┌─ Extracted data

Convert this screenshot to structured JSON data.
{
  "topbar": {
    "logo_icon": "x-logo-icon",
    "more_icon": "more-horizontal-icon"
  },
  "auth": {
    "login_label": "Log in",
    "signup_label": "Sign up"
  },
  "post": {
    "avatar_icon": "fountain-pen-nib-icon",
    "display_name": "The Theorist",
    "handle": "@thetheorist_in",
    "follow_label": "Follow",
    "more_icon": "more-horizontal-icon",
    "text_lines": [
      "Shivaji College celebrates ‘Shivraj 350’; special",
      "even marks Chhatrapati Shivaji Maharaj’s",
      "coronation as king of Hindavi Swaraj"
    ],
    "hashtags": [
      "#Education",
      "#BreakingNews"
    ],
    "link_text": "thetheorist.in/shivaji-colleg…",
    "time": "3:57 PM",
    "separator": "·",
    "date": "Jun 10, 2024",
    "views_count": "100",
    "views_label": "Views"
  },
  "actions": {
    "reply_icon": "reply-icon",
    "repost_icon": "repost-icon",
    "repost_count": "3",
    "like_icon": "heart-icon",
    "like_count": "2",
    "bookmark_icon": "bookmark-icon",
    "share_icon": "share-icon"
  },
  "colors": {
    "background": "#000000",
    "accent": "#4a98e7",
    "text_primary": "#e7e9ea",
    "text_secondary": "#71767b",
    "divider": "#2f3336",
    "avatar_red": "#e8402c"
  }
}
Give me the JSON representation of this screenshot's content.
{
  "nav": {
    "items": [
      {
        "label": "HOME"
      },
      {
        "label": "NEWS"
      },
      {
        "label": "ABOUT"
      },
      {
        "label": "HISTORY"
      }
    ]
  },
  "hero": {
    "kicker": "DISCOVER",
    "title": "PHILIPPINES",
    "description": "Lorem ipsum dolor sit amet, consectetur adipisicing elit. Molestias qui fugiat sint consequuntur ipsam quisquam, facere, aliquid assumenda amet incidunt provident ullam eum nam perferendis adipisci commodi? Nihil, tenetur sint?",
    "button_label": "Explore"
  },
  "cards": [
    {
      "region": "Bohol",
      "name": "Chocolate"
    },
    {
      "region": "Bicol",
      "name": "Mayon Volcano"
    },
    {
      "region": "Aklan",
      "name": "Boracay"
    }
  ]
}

└─

▸ **What is required**: All records above must be set down exactly, please.

▸ **Answer to this task**:
Convert this screenshot to structured JSON data.
{
  "topbar": {
    "logo_icon": "x-logo-icon",
    "more_icon": "more-horizontal-icon"
  },
  "auth": {
    "login_label": "Log in",
    "signup_label": "Sign up"
  },
  "post": {
    "avatar_icon": "fountain-pen-nib-icon",
    "display_name": "The Theorist",
    "handle": "@thetheorist_in",
    "follow_label": "Follow",
    "more_icon": "more-horizontal-icon",
    "text_lines": [
      "Shivaji College celebrates ‘Shivraj 350’; special",
      "even marks Chhatrapati Shivaji Maharaj’s",
      "coronation as king of Hindavi Swaraj"
    ],
    "hashtags": [
      "#Education",
      "#BreakingNews"
    ],
    "link_text": "thetheorist.in/shivaji-colleg…",
    "time": "3:57 PM",
    "separator": "·",
    "date": "Jun 10, 2024",
    "views_count": "100",
    "views_label": "Views"
  },
  "actions": {
    "reply_icon": "reply-icon",
    "repost_icon": "repost-icon",
    "repost_count": "3",
    "like_icon": "heart-icon",
    "like_count": "2",
    "bookmark_icon": "bookmark-icon",
    "share_icon": "share-icon"
  },
  "colors": {
    "background": "#000000",
    "accent": "#4a98e7",
    "text_primary": "#e7e9ea",
    "text_secondary": "#71767b",
    "divider": "#2f3336",
    "avatar_red": "#e8402c"
  }
}
Give me the JSON representation of this screenshot's content.
{
  "nav": {
    "items": [
      {
        "label": "HOME"
      },
      {
        "label": "NEWS"
      },
      {
        "label": "ABOUT"
      },
      {
        "label": "HISTORY"
      }
    ]
  },
  "hero": {
    "kicker": "DISCOVER",
    "title": "PHILIPPINES",
    "description": "Lorem ipsum dolor sit amet, consectetur adipisicing elit. Molestias qui fugiat sint consequuntur ipsam quisquam, facere, aliquid assumenda amet incidunt provident ullam eum nam perferendis adipisci commodi? Nihil, tenetur sint?",
    "button_label": "Explore"
  },
  "cards": [
    {
      "region": "Bohol",
      "name": "Chocolate"
    },
    {
      "region": "Bicol",
      "name": "Mayon Volcano"
    },
    {
      "region": "Aklan",
      "name": "Boracay"
    }
  ]
}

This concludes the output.